(Data entries)
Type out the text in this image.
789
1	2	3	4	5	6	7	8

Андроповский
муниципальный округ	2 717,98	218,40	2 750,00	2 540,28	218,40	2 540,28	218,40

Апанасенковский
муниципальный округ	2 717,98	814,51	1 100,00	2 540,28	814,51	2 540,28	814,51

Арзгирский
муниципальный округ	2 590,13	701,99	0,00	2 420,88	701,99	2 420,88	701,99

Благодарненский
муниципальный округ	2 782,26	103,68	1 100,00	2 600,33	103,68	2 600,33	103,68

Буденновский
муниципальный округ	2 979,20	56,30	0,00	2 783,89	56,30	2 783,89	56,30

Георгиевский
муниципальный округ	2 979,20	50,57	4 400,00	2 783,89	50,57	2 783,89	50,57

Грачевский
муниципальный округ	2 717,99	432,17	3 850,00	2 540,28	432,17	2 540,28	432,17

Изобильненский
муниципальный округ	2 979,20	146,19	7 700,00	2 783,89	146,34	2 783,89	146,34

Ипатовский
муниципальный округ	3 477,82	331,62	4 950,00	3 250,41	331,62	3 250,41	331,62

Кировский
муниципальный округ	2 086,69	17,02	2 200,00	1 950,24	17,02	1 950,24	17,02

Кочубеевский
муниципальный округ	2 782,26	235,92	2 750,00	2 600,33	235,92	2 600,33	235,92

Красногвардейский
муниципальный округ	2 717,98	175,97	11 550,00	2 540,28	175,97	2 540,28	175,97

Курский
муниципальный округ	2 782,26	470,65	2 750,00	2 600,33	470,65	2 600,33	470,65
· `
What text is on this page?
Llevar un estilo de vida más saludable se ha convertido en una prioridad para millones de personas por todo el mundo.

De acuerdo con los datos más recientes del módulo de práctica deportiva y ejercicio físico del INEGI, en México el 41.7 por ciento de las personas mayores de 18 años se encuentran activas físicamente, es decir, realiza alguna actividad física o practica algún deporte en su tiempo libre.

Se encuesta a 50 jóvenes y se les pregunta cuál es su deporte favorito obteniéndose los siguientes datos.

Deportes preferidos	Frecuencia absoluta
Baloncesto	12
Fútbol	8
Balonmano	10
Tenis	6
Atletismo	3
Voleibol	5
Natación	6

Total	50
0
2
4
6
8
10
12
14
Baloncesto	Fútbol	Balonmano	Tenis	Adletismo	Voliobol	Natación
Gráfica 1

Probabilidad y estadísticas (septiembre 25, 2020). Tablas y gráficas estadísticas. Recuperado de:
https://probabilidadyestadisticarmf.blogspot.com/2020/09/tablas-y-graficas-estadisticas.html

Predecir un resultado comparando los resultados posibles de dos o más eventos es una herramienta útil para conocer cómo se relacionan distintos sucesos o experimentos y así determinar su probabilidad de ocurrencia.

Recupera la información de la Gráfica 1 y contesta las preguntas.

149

> _Exercise_: Establish how many lines of the material above hold the word "Natación". Nothing but the count should be returned.

> _The answer_: 2